> _Challenge_
Send back the records in full, character for character.

> _Dataset records_

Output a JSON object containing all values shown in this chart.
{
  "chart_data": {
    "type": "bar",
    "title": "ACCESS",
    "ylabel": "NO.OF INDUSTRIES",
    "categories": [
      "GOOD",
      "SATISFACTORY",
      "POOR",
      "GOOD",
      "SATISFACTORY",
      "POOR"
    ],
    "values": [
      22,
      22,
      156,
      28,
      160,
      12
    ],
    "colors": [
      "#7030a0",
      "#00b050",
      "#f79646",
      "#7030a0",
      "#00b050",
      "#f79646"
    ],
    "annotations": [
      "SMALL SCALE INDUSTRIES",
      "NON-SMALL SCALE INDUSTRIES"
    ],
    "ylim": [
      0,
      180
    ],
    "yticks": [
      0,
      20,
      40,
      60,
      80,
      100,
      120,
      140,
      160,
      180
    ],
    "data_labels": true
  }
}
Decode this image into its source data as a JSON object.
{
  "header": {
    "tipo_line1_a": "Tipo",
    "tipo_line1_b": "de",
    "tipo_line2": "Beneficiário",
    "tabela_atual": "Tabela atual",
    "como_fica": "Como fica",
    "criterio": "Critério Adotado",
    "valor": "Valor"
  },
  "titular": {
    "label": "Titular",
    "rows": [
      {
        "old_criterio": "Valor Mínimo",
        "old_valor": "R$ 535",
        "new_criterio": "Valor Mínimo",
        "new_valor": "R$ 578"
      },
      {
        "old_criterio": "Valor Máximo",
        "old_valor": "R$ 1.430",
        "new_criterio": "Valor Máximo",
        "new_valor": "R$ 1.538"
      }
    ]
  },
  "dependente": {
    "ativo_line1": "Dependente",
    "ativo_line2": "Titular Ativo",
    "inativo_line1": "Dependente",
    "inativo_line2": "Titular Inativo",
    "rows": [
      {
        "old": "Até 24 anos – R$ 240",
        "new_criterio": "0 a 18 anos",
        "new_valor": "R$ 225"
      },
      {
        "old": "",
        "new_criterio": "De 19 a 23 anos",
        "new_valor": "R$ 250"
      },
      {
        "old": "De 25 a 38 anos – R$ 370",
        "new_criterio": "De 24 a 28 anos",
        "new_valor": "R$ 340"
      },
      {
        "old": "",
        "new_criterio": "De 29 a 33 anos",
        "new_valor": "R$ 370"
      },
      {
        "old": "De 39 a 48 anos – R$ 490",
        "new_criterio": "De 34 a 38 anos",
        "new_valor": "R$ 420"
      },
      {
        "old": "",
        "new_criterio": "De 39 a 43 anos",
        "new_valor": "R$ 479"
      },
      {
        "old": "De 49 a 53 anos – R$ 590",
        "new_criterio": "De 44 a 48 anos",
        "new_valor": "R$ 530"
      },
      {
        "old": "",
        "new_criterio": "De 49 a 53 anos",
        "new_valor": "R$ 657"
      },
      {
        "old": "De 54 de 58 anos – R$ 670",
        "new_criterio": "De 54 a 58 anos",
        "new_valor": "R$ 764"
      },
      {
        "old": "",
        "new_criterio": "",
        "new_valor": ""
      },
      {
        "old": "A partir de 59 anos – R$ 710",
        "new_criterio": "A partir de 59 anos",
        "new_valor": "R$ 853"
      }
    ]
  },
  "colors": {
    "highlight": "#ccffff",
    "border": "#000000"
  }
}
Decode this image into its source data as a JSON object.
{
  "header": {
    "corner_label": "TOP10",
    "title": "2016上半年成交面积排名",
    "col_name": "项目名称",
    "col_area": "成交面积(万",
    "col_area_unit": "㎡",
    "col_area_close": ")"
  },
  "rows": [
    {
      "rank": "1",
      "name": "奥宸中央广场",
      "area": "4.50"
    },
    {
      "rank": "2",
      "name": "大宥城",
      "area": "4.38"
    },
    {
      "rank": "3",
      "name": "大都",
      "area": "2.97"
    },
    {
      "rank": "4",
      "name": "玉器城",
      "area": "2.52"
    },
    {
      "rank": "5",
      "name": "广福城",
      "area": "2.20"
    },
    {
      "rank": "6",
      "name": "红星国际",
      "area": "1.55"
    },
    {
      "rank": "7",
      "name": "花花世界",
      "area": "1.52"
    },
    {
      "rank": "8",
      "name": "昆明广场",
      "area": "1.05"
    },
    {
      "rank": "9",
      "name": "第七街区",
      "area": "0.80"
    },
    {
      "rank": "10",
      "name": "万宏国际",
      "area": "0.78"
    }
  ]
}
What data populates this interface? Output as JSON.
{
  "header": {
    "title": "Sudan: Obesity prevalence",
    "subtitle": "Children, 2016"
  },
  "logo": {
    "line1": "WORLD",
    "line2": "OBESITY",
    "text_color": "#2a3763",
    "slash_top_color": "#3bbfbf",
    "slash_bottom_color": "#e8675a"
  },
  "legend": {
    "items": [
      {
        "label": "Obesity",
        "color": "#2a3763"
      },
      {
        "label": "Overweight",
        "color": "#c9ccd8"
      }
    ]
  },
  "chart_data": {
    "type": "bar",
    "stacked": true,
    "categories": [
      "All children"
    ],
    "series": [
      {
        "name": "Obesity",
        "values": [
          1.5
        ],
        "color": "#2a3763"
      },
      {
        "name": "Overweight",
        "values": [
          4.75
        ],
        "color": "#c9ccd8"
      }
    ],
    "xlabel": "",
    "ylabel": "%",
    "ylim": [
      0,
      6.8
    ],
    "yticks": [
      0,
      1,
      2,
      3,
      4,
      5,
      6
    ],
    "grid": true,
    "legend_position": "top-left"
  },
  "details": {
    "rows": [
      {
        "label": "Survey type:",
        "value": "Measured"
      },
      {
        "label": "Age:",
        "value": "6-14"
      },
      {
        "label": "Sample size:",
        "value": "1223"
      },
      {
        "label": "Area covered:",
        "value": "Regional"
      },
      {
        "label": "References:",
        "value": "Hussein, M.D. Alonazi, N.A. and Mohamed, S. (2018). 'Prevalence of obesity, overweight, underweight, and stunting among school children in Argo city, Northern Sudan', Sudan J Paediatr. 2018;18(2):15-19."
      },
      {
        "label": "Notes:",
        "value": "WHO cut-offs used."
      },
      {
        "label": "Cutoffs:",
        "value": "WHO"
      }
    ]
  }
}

> _The solution_
Output a JSON object containing all values shown in this chart.
{
  "chart_data": {
    "type": "bar",
    "title": "ACCESS",
    "ylabel": "NO.OF INDUSTRIES",
    "categories": [
      "GOOD",
      "SATISFACTORY",
      "POOR",
      "GOOD",
      "SATISFACTORY",
      "POOR"
    ],
    "values": [
      22,
      22,
      156,
      28,
      160,
      12
    ],
    "colors": [
      "#7030a0",
      "#00b050",
      "#f79646",
      "#7030a0",
      "#00b050",
      "#f79646"
    ],
    "annotations": [
      "SMALL SCALE INDUSTRIES",
      "NON-SMALL SCALE INDUSTRIES"
    ],
    "ylim": [
      0,
      180
    ],
    "yticks": [
      0,
      20,
      40,
      60,
      80,
      100,
      120,
      140,
      160,
      180
    ],
    "data_labels": true
  }
}
Decode this image into its source data as a JSON object.
{
  "header": {
    "tipo_line1_a": "Tipo",
    "tipo_line1_b": "de",
    "tipo_line2": "Beneficiário",
    "tabela_atual": "Tabela atual",
    "como_fica": "Como fica",
    "criterio": "Critério Adotado",
    "valor": "Valor"
  },
  "titular": {
    "label": "Titular",
    "rows": [
      {
        "old_criterio": "Valor Mínimo",
        "old_valor": "R$ 535",
        "new_criterio": "Valor Mínimo",
        "new_valor": "R$ 578"
      },
      {
        "old_criterio": "Valor Máximo",
        "old_valor": "R$ 1.430",
        "new_criterio": "Valor Máximo",
        "new_valor": "R$ 1.538"
      }
    ]
  },
  "dependente": {
    "ativo_line1": "Dependente",
    "ativo_line2": "Titular Ativo",
    "inativo_line1": "Dependente",
    "inativo_line2": "Titular Inativo",
    "rows": [
      {
        "old": "Até 24 anos – R$ 240",
        "new_criterio": "0 a 18 anos",
        "new_valor": "R$ 225"
      },
      {
        "old": "",
        "new_criterio": "De 19 a 23 anos",
        "new_valor": "R$ 250"
      },
      {
        "old": "De 25 a 38 anos – R$ 370",
        "new_criterio": "De 24 a 28 anos",
        "new_valor": "R$ 340"
      },
      {
        "old": "",
        "new_criterio": "De 29 a 33 anos",
        "new_valor": "R$ 370"
      },
      {
        "old": "De 39 a 48 anos – R$ 490",
        "new_criterio": "De 34 a 38 anos",
        "new_valor": "R$ 420"
      },
      {
        "old": "",
        "new_criterio": "De 39 a 43 anos",
        "new_valor": "R$ 479"
      },
      {
        "old": "De 49 a 53 anos – R$ 590",
        "new_criterio": "De 44 a 48 anos",
        "new_valor": "R$ 530"
      },
      {
        "old": "",
        "new_criterio": "De 49 a 53 anos",
        "new_valor": "R$ 657"
      },
      {
        "old": "De 54 de 58 anos – R$ 670",
        "new_criterio": "De 54 a 58 anos",
        "new_valor": "R$ 764"
      },
      {
        "old": "",
        "new_criterio": "",
        "new_valor": ""
      },
      {
        "old": "A partir de 59 anos – R$ 710",
        "new_criterio": "A partir de 59 anos",
        "new_valor": "R$ 853"
      }
    ]
  },
  "colors": {
    "highlight": "#ccffff",
    "border": "#000000"
  }
}
Decode this image into its source data as a JSON object.
{
  "header": {
    "corner_label": "TOP10",
    "title": "2016上半年成交面积排名",
    "col_name": "项目名称",
    "col_area": "成交面积(万",
    "col_area_unit": "㎡",
    "col_area_close": ")"
  },
  "rows": [
    {
      "rank": "1",
      "name": "奥宸中央广场",
      "area": "4.50"
    },
    {
      "rank": "2",
      "name": "大宥城",
      "area": "4.38"
    },
    {
      "rank": "3",
      "name": "大都",
      "area": "2.97"
    },
    {
      "rank": "4",
      "name": "玉器城",
      "area": "2.52"
    },
    {
      "rank": "5",
      "name": "广福城",
      "area": "2.20"
    },
    {
      "rank": "6",
      "name": "红星国际",
      "area": "1.55"
    },
    {
      "rank": "7",
      "name": "花花世界",
      "area": "1.52"
    },
    {
      "rank": "8",
      "name": "昆明广场",
      "area": "1.05"
    },
    {
      "rank": "9",
      "name": "第七街区",
      "area": "0.80"
    },
    {
      "rank": "10",
      "name": "万宏国际",
      "area": "0.78"
    }
  ]
}
What data populates this interface? Output as JSON.
{
  "header": {
    "title": "Sudan: Obesity prevalence",
    "subtitle": "Children, 2016"
  },
  "logo": {
    "line1": "WORLD",
    "line2": "OBESITY",
    "text_color": "#2a3763",
    "slash_top_color": "#3bbfbf",
    "slash_bottom_color": "#e8675a"
  },
  "legend": {
    "items": [
      {
        "label": "Obesity",
        "color": "#2a3763"
      },
      {
        "label": "Overweight",
        "color": "#c9ccd8"
      }
    ]
  },
  "chart_data": {
    "type": "bar",
    "stacked": true,
    "categories": [
      "All children"
    ],
    "series": [
      {
        "name": "Obesity",
        "values": [
          1.5
        ],
        "color": "#2a3763"
      },
      {
        "name": "Overweight",
        "values": [
          4.75
        ],
        "color": "#c9ccd8"
      }
    ],
    "xlabel": "",
    "ylabel": "%",
    "ylim": [
      0,
      6.8
    ],
    "yticks": [
      0,
      1,
      2,
      3,
      4,
      5,
      6
    ],
    "grid": true,
    "legend_position": "top-left"
  },
  "details": {
    "rows": [
      {
        "label": "Survey type:",
        "value": "Measured"
      },
      {
        "label": "Age:",
        "value": "6-14"
      },
      {
        "label": "Sample size:",
        "value": "1223"
      },
      {
        "label": "Area covered:",
        "value": "Regional"
      },
      {
        "label": "References:",
        "value": "Hussein, M.D. Alonazi, N.A. and Mohamed, S. (2018). 'Prevalence of obesity, overweight, underweight, and stunting among school children in Argo city, Northern Sudan', Sudan J Paediatr. 2018;18(2):15-19."
      },
      {
        "label": "Notes:",
        "value": "WHO cut-offs used."
      },
      {
        "label": "Cutoffs:",
        "value": "WHO"
      }
    ]
  }
}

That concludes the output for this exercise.